— BEGIN Text —
# Geography, flora, and fauna



## ZealPropht (Feb 26, 2011)

How much does real-world accuracy matter when creating fantastical realms? 

For example, if I chose to create a swampy place that freezes in the winter and yet has humid, hot summers, would a reader scream at me because it doesn't jive with what they might know of real-world swamp locations? I also have a desert with black sand and oases of sulfuric acid. What if I had strange crocodile-like creatures that grew fur during the cold months but shed in the spring? And what about plants that migrate like animals to water during a dry spell? None of these things exist (to my knowledge) in our world. 

I was told at my writer's group that I should research real-world swamps, bogs, and marshlands and use details from that in my writing rather than making everything up from scratch like I have so far. I understand that the more grounded in "reality" a story is, the easier it is for a reader to become immersed in it. But when can an author take liberties with such things? How much detail needs to be given to explain why there are furry reptiles to begin with? Does it even matter? Will such creatures or locations pose too many questions for a reader, or are they like to just roll with it because, "Hey, it's a fantasy book." Do I have to spend pages detailing weather patterns and climates, salt water ratios to freshwater, just to justify why a certain type of berry bush can grow there while something as mundane as a carrot can't?


----------



## Donny Bruso (Feb 26, 2011)

Short answer is no, you don't have to spend pages detailing that kind of stuff.

Long answer is that you should know all those things as the writer. That being said, you should definitely research real-world swamps, bogs, marshes, etc. But rather than researching just their weather, I would look more into what has caused this place to become a swamp or desert, giving you a greater understanding of the geological history of your land, and how the planet you're creating this world on acts in relation to its star. Maybe it has an extreme axial tilt which causes the hard-frozen winters and hellacious summers. Maybe it's emerging from an ice age. Maybe there are huge mountains nearby which interfere with the normal weather patterns, trapping or blocking out humidity. Or maybe it's just part of New England, since that would do it too... :/

Point is, learn about how to geographically and geologically create the terrain you want to give it a footing in reality. Then you can play around with it, adding a fantasy touch. It doesn't have to follow earth exactly, because it isn't earth. But the reader doesn't need pages upon pages of minute details included in your prose. Most likely that would bore them.


----------



## Behelit (Feb 26, 2011)

Researching is never a bad idea if you feel less inclined in a field you wish to implement into your story. In Fantasy writing it isn't necessary to replicate the natural phenomenon of Earth, if anything use it as a basis. Feel free to take liberties. Also be aware that it is not usually _what_ you are describing but _how_ you describe it. If you are going to describe a creature you created from imagination, avoid generalities like reptile. 

Most importantly, always have it pertain to the plot or what your character is currently involved in. I think your writing will flow better if you don't stop to describe a scenario, describe it as you go.


----------



## Meg the Healer (Feb 26, 2011)
— END Text —
— BEGIN Data section —
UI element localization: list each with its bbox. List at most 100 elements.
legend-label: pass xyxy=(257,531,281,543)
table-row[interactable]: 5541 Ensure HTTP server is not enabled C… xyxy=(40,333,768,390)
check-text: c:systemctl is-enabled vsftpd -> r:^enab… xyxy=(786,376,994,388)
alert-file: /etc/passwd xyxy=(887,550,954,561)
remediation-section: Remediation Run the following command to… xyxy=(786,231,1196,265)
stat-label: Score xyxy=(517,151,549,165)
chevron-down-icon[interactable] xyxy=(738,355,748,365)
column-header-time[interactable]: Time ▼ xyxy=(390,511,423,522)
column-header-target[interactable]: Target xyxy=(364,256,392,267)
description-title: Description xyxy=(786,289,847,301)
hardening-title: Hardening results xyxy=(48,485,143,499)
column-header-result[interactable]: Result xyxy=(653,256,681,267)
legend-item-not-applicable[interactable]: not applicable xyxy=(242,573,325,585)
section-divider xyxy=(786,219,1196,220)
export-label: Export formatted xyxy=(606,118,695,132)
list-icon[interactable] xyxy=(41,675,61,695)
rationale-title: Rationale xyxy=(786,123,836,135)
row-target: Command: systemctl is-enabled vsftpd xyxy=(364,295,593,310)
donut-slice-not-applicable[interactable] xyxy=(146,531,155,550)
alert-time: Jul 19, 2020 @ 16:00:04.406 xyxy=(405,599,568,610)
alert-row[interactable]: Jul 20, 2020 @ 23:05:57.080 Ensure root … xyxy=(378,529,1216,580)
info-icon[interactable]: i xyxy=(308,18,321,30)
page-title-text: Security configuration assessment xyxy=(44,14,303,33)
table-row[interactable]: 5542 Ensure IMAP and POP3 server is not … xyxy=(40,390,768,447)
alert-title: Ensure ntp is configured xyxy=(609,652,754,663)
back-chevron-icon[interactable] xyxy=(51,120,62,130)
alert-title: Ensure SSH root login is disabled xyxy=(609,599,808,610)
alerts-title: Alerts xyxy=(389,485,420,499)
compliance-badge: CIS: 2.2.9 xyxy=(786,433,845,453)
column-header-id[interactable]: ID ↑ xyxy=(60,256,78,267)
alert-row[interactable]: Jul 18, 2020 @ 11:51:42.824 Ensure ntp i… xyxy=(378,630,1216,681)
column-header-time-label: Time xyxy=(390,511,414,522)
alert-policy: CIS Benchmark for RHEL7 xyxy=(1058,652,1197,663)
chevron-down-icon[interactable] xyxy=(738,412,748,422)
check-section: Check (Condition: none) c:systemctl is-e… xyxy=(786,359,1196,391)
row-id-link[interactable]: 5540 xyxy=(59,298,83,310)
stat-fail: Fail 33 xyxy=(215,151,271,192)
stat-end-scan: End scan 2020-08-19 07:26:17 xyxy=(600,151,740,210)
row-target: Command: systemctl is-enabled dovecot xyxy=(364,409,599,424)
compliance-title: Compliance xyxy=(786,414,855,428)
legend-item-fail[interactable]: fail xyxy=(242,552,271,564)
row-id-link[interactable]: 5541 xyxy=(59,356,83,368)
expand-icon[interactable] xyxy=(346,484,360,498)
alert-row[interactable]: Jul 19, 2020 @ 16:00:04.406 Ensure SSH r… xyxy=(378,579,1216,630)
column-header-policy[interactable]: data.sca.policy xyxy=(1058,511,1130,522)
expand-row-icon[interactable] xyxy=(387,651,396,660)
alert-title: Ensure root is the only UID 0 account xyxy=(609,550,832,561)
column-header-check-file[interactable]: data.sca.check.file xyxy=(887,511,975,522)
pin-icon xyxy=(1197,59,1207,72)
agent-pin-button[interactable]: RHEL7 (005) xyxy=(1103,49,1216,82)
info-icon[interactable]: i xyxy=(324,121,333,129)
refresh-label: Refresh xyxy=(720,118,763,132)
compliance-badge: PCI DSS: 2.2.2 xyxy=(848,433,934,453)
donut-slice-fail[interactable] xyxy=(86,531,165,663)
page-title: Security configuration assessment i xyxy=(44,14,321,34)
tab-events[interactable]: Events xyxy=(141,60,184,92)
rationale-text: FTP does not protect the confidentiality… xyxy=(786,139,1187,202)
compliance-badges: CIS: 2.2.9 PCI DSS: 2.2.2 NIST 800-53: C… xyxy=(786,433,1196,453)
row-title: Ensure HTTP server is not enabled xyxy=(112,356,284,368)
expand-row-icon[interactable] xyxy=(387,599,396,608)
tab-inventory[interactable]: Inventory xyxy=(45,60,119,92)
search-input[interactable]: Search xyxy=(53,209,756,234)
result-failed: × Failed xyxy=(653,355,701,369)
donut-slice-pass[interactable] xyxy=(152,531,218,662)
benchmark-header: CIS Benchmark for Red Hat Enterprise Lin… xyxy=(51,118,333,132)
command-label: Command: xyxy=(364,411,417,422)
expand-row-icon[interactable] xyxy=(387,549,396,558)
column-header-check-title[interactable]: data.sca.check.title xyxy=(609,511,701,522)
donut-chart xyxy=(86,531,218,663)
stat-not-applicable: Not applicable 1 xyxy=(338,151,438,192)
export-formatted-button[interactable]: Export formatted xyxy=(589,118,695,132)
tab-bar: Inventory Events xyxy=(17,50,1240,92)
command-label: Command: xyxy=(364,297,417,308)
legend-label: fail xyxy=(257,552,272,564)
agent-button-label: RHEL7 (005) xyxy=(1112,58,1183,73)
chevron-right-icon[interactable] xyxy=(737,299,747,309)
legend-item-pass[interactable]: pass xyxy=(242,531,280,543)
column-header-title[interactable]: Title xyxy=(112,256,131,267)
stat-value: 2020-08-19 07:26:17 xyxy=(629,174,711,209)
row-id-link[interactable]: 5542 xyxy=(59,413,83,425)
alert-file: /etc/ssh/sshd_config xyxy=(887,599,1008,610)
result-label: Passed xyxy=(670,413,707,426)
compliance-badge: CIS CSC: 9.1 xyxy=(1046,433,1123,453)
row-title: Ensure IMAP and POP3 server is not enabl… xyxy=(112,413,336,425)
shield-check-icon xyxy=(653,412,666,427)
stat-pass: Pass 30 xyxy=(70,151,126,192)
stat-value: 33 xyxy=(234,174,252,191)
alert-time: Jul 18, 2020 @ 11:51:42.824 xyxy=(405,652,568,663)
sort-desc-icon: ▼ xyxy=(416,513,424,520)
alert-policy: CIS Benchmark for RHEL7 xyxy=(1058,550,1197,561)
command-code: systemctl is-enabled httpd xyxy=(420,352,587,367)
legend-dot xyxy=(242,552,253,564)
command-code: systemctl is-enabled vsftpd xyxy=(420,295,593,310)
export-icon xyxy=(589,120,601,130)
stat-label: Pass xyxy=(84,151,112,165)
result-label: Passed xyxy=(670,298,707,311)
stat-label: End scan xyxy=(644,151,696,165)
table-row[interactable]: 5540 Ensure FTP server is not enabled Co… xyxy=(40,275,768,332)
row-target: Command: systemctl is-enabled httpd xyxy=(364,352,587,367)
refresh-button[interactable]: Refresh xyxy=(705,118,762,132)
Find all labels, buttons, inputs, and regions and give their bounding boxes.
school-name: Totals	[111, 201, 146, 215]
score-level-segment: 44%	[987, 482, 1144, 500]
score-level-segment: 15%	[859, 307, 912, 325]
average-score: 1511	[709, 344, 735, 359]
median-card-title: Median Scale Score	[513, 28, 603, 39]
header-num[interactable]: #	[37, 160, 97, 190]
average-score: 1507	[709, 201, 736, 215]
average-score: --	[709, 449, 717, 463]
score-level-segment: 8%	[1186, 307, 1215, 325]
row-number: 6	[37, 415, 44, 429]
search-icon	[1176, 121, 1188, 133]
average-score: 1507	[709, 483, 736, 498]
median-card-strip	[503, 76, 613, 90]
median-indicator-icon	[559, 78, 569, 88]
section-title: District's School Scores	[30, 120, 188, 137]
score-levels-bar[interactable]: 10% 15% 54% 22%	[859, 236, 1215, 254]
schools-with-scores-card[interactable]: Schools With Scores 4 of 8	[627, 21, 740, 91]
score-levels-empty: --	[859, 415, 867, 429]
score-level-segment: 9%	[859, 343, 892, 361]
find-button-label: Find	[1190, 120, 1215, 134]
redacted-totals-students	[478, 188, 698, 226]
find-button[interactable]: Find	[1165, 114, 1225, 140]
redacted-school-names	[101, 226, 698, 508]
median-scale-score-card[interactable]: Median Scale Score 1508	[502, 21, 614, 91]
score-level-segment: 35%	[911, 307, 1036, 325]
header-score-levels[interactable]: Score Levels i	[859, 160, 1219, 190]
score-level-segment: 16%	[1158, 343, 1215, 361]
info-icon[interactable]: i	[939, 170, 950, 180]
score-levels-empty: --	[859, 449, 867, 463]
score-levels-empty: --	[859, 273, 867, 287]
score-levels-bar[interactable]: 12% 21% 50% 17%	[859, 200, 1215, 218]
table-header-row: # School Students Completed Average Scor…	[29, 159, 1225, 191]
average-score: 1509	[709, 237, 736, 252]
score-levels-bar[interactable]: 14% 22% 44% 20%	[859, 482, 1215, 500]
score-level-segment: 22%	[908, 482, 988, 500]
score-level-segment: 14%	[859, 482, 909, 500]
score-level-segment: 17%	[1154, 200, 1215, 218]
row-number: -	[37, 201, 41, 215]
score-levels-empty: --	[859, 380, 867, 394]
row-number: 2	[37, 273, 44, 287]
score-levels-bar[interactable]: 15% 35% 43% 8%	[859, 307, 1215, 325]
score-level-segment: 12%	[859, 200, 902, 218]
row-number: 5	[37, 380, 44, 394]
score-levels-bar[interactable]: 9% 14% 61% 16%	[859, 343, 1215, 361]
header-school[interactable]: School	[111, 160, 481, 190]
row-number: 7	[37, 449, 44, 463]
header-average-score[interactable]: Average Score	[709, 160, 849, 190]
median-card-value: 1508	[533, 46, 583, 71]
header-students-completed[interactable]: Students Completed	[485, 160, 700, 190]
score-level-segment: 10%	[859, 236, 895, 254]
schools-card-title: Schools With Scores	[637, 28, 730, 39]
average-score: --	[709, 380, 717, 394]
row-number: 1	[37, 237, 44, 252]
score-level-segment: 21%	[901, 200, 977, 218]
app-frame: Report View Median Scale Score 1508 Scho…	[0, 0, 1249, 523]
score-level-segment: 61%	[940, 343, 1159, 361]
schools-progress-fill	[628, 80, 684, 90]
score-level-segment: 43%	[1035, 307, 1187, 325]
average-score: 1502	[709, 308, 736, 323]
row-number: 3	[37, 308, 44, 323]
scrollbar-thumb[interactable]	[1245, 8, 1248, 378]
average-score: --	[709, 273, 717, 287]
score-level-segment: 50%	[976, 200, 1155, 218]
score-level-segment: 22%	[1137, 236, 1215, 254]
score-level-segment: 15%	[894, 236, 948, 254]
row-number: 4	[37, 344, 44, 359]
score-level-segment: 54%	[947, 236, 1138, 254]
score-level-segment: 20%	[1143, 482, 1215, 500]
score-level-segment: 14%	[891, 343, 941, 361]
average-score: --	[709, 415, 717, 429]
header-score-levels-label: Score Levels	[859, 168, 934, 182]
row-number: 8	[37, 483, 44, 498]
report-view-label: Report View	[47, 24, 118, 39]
— END Data section —
▶ **Set of tasks**
1. Summarize the forum thread on fantasy geography in two sentences.
2. Please copy the records from their first line through the line containing "alerts-title: Alerts xyxy=(389,485,420,499)", with both ends included.

▶ **Complete answers**
1. A poster asks how closely invented places, creatures, and plants in a fantasy setting must match the real world, and whether pages of climate and ecology detail are needed to justify them. The replies say that such detail need not fill pages, but the writer should research real terrain and understand the geology and climate behind it, then feel free to take liberties and describe things as the story moves along.

2.
UI element localization: list each with its bbox. List at most 100 elements.
legend-label: pass xyxy=(257,531,281,543)
table-row[interactable]: 5541 Ensure HTTP server is not enabled C… xyxy=(40,333,768,390)
check-text: c:systemctl is-enabled vsftpd -> r:^enab… xyxy=(786,376,994,388)
alert-file: /etc/passwd xyxy=(887,550,954,561)
remediation-section: Remediation Run the following command to… xyxy=(786,231,1196,265)
stat-label: Score xyxy=(517,151,549,165)
chevron-down-icon[interactable] xyxy=(738,355,748,365)
column-header-time[interactable]: Time ▼ xyxy=(390,511,423,522)
column-header-target[interactable]: Target xyxy=(364,256,392,267)
description-title: Description xyxy=(786,289,847,301)
hardening-title: Hardening results xyxy=(48,485,143,499)
column-header-result[interactable]: Result xyxy=(653,256,681,267)
legend-item-not-applicable[interactable]: not applicable xyxy=(242,573,325,585)
section-divider xyxy=(786,219,1196,220)
export-label: Export formatted xyxy=(606,118,695,132)
list-icon[interactable] xyxy=(41,675,61,695)
rationale-title: Rationale xyxy=(786,123,836,135)
row-target: Command: systemctl is-enabled vsftpd xyxy=(364,295,593,310)
donut-slice-not-applicable[interactable] xyxy=(146,531,155,550)
alert-time: Jul 19, 2020 @ 16:00:04.406 xyxy=(405,599,568,610)
alert-row[interactable]: Jul 20, 2020 @ 23:05:57.080 Ensure root … xyxy=(378,529,1216,580)
info-icon[interactable]: i xyxy=(308,18,321,30)
page-title-text: Security configuration assessment xyxy=(44,14,303,33)
table-row[interactable]: 5542 Ensure IMAP and POP3 server is not … xyxy=(40,390,768,447)
alert-title: Ensure ntp is configured xyxy=(609,652,754,663)
back-chevron-icon[interactable] xyxy=(51,120,62,130)
alert-title: Ensure SSH root login is disabled xyxy=(609,599,808,610)
alerts-title: Alerts xyxy=(389,485,420,499)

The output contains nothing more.